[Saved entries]
*-*-*
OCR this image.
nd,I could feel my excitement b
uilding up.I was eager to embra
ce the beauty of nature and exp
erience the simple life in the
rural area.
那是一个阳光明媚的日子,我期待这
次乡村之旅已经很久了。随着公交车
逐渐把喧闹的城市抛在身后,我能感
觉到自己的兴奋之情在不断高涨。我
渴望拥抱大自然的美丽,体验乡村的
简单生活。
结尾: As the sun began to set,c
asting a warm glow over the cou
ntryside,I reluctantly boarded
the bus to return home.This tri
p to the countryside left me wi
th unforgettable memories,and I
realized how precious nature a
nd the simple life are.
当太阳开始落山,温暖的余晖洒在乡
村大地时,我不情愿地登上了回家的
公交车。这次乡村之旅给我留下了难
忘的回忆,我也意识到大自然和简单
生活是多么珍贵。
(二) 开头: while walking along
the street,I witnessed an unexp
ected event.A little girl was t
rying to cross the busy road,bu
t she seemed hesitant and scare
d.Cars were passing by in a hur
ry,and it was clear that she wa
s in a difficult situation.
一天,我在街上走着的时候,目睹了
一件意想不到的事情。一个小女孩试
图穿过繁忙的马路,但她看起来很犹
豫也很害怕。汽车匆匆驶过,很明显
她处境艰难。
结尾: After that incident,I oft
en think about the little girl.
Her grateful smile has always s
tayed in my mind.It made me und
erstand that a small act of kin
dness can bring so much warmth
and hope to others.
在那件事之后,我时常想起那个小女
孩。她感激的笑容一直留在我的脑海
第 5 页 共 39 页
*-*-*
Set problem:
Show every line in the entries where the string "girl" occurs.

Exercise response:
ected event.A little girl was t
en think about the little girl.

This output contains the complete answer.